Your instructions
Every line must be returned precisely as it is written.

--- begin ---

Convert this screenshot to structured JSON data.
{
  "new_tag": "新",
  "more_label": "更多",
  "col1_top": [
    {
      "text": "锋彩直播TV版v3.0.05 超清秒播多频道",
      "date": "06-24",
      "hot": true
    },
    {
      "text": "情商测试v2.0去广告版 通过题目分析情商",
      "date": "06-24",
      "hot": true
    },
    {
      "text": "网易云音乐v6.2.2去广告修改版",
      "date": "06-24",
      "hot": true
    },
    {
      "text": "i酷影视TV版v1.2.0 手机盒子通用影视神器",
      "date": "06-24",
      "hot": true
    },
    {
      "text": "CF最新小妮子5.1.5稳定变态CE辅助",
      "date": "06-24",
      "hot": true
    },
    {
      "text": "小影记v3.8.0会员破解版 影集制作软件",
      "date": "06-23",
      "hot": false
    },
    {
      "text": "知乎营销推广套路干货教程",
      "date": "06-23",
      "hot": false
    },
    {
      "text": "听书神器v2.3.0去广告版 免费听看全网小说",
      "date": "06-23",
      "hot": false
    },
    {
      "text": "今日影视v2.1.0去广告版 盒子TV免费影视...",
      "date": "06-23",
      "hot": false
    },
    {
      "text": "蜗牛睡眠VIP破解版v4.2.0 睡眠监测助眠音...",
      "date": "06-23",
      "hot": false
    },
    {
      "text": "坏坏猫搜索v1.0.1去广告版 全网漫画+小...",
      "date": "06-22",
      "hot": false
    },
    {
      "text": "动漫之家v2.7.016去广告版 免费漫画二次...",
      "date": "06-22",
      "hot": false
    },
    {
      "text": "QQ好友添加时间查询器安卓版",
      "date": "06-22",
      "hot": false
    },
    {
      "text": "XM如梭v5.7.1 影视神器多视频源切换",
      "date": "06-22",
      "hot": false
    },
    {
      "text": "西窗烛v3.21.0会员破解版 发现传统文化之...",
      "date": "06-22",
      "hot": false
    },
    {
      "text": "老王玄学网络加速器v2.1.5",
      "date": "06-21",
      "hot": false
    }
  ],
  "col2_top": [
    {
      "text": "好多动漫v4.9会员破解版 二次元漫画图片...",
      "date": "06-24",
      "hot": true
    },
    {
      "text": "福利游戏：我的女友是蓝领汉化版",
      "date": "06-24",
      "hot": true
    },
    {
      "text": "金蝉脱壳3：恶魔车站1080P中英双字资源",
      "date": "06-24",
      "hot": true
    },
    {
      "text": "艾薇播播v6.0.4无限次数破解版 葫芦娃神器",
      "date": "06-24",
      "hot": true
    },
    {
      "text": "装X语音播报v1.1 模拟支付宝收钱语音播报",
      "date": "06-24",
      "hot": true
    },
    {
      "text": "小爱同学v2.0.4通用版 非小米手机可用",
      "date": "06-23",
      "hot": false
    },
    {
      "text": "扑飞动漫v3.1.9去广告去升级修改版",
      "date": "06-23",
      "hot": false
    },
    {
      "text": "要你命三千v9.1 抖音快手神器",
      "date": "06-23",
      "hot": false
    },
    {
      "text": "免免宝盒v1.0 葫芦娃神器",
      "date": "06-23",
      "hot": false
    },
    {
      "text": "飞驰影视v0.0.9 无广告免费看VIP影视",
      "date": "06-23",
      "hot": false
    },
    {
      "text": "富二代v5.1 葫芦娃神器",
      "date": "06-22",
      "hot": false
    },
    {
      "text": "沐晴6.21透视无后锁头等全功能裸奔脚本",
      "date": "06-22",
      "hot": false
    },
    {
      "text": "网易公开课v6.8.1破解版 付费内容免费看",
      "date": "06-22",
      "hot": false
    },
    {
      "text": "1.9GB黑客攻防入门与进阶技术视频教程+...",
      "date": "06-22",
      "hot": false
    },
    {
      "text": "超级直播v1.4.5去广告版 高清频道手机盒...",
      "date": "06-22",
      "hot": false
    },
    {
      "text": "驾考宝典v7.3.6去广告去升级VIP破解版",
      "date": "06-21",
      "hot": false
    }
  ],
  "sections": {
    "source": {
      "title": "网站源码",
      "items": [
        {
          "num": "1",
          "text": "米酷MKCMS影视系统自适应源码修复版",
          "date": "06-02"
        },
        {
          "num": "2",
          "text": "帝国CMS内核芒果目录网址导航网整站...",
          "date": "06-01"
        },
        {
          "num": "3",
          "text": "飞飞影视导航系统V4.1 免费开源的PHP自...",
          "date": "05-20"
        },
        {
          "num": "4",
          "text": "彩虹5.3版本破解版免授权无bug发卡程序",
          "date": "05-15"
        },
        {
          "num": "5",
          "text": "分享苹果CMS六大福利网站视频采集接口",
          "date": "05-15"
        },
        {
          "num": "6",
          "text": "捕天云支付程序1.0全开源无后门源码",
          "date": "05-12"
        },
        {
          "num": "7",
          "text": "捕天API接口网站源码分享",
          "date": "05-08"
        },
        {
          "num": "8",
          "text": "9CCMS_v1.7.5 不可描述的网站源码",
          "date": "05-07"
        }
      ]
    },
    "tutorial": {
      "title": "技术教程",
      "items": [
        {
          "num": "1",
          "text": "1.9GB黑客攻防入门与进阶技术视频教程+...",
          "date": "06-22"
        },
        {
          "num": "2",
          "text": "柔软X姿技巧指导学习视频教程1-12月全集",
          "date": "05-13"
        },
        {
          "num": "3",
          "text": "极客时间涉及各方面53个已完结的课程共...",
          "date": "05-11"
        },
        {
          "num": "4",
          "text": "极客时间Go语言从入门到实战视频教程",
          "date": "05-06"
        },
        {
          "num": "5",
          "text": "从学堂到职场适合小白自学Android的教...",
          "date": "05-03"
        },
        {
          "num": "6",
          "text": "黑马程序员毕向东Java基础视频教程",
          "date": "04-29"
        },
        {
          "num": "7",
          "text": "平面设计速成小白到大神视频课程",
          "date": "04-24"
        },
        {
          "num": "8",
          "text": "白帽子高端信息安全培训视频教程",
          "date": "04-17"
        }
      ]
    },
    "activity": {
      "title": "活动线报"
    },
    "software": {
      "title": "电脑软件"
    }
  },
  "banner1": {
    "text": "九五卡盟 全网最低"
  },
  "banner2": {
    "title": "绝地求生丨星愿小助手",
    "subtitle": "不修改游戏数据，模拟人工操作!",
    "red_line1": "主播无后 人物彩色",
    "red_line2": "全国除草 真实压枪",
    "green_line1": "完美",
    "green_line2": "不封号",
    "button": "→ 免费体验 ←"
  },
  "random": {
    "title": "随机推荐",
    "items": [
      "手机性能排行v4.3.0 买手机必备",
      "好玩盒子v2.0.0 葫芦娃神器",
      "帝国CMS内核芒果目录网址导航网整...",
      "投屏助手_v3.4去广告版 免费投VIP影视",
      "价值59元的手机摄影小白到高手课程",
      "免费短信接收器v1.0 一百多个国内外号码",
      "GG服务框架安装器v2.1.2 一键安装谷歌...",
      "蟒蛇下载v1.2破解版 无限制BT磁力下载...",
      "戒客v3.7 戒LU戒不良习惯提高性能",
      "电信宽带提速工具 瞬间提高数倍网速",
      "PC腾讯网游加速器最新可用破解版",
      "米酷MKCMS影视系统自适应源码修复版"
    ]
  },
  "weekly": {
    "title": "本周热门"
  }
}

--- end ---

Correct answer
Convert this screenshot to structured JSON data.
{
  "new_tag": "新",
  "more_label": "更多",
  "col1_top": [
    {
      "text": "锋彩直播TV版v3.0.05 超清秒播多频道",
      "date": "06-24",
      "hot": true
    },
    {
      "text": "情商测试v2.0去广告版 通过题目分析情商",
      "date": "06-24",
      "hot": true
    },
    {
      "text": "网易云音乐v6.2.2去广告修改版",
      "date": "06-24",
      "hot": true
    },
    {
      "text": "i酷影视TV版v1.2.0 手机盒子通用影视神器",
      "date": "06-24",
      "hot": true
    },
    {
      "text": "CF最新小妮子5.1.5稳定变态CE辅助",
      "date": "06-24",
      "hot": true
    },
    {
      "text": "小影记v3.8.0会员破解版 影集制作软件",
      "date": "06-23",
      "hot": false
    },
    {
      "text": "知乎营销推广套路干货教程",
      "date": "06-23",
      "hot": false
    },
    {
      "text": "听书神器v2.3.0去广告版 免费听看全网小说",
      "date": "06-23",
      "hot": false
    },
    {
      "text": "今日影视v2.1.0去广告版 盒子TV免费影视...",
      "date": "06-23",
      "hot": false
    },
    {
      "text": "蜗牛睡眠VIP破解版v4.2.0 睡眠监测助眠音...",
      "date": "06-23",
      "hot": false
    },
    {
      "text": "坏坏猫搜索v1.0.1去广告版 全网漫画+小...",
      "date": "06-22",
      "hot": false
    },
    {
      "text": "动漫之家v2.7.016去广告版 免费漫画二次...",
      "date": "06-22",
      "hot": false
    },
    {
      "text": "QQ好友添加时间查询器安卓版",
      "date": "06-22",
      "hot": false
    },
    {
      "text": "XM如梭v5.7.1 影视神器多视频源切换",
      "date": "06-22",
      "hot": false
    },
    {
      "text": "西窗烛v3.21.0会员破解版 发现传统文化之...",
      "date": "06-22",
      "hot": false
    },
    {
      "text": "老王玄学网络加速器v2.1.5",
      "date": "06-21",
      "hot": false
    }
  ],
  "col2_top": [
    {
      "text": "好多动漫v4.9会员破解版 二次元漫画图片...",
      "date": "06-24",
      "hot": true
    },
    {
      "text": "福利游戏：我的女友是蓝领汉化版",
      "date": "06-24",
      "hot": true
    },
    {
      "text": "金蝉脱壳3：恶魔车站1080P中英双字资源",
      "date": "06-24",
      "hot": true
    },
    {
      "text": "艾薇播播v6.0.4无限次数破解版 葫芦娃神器",
      "date": "06-24",
      "hot": true
    },
    {
      "text": "装X语音播报v1.1 模拟支付宝收钱语音播报",
      "date": "06-24",
      "hot": true
    },
    {
      "text": "小爱同学v2.0.4通用版 非小米手机可用",
      "date": "06-23",
      "hot": false
    },
    {
      "text": "扑飞动漫v3.1.9去广告去升级修改版",
      "date": "06-23",
      "hot": false
    },
    {
      "text": "要你命三千v9.1 抖音快手神器",
      "date": "06-23",
      "hot": false
    },
    {
      "text": "免免宝盒v1.0 葫芦娃神器",
      "date": "06-23",
      "hot": false
    },
    {
      "text": "飞驰影视v0.0.9 无广告免费看VIP影视",
      "date": "06-23",
      "hot": false
    },
    {
      "text": "富二代v5.1 葫芦娃神器",
      "date": "06-22",
      "hot": false
    },
    {
      "text": "沐晴6.21透视无后锁头等全功能裸奔脚本",
      "date": "06-22",
      "hot": false
    },
    {
      "text": "网易公开课v6.8.1破解版 付费内容免费看",
      "date": "06-22",
      "hot": false
    },
    {
      "text": "1.9GB黑客攻防入门与进阶技术视频教程+...",
      "date": "06-22",
      "hot": false
    },
    {
      "text": "超级直播v1.4.5去广告版 高清频道手机盒...",
      "date": "06-22",
      "hot": false
    },
    {
      "text": "驾考宝典v7.3.6去广告去升级VIP破解版",
      "date": "06-21",
      "hot": false
    }
  ],
  "sections": {
    "source": {
      "title": "网站源码",
      "items": [
        {
          "num": "1",
          "text": "米酷MKCMS影视系统自适应源码修复版",
          "date": "06-02"
        },
        {
          "num": "2",
          "text": "帝国CMS内核芒果目录网址导航网整站...",
          "date": "06-01"
        },
        {
          "num": "3",
          "text": "飞飞影视导航系统V4.1 免费开源的PHP自...",
          "date": "05-20"
        },
        {
          "num": "4",
          "text": "彩虹5.3版本破解版免授权无bug发卡程序",
          "date": "05-15"
        },
        {
          "num": "5",
          "text": "分享苹果CMS六大福利网站视频采集接口",
          "date": "05-15"
        },
        {
          "num": "6",
          "text": "捕天云支付程序1.0全开源无后门源码",
          "date": "05-12"
        },
        {
          "num": "7",
          "text": "捕天API接口网站源码分享",
          "date": "05-08"
        },
        {
          "num": "8",
          "text": "9CCMS_v1.7.5 不可描述的网站源码",
          "date": "05-07"
        }
      ]
    },
    "tutorial": {
      "title": "技术教程",
      "items": [
        {
          "num": "1",
          "text": "1.9GB黑客攻防入门与进阶技术视频教程+...",
          "date": "06-22"
        },
        {
          "num": "2",
          "text": "柔软X姿技巧指导学习视频教程1-12月全集",
          "date": "05-13"
        },
        {
          "num": "3",
          "text": "极客时间涉及各方面53个已完结的课程共...",
          "date": "05-11"
        },
        {
          "num": "4",
          "text": "极客时间Go语言从入门到实战视频教程",
          "date": "05-06"
        },
        {
          "num": "5",
          "text": "从学堂到职场适合小白自学Android的教...",
          "date": "05-03"
        },
        {
          "num": "6",
          "text": "黑马程序员毕向东Java基础视频教程",
          "date": "04-29"
        },
        {
          "num": "7",
          "text": "平面设计速成小白到大神视频课程",
          "date": "04-24"
        },
        {
          "num": "8",
          "text": "白帽子高端信息安全培训视频教程",
          "date": "04-17"
        }
      ]
    },
    "activity": {
      "title": "活动线报"
    },
    "software": {
      "title": "电脑软件"
    }
  },
  "banner1": {
    "text": "九五卡盟 全网最低"
  },
  "banner2": {
    "title": "绝地求生丨星愿小助手",
    "subtitle": "不修改游戏数据，模拟人工操作!",
    "red_line1": "主播无后 人物彩色",
    "red_line2": "全国除草 真实压枪",
    "green_line1": "完美",
    "green_line2": "不封号",
    "button": "→ 免费体验 ←"
  },
  "random": {
    "title": "随机推荐",
    "items": [
      "手机性能排行v4.3.0 买手机必备",
      "好玩盒子v2.0.0 葫芦娃神器",
      "帝国CMS内核芒果目录网址导航网整...",
      "投屏助手_v3.4去广告版 免费投VIP影视",
      "价值59元的手机摄影小白到高手课程",
      "免费短信接收器v1.0 一百多个国内外号码",
      "GG服务框架安装器v2.1.2 一键安装谷歌...",
      "蟒蛇下载v1.2破解版 无限制BT磁力下载...",
      "戒客v3.7 戒LU戒不良习惯提高性能",
      "电信宽带提速工具 瞬间提高数倍网速",
      "PC腾讯网游加速器最新可用破解版",
      "米酷MKCMS影视系统自适应源码修复版"
    ]
  },
  "weekly": {
    "title": "本周热门"
  }
}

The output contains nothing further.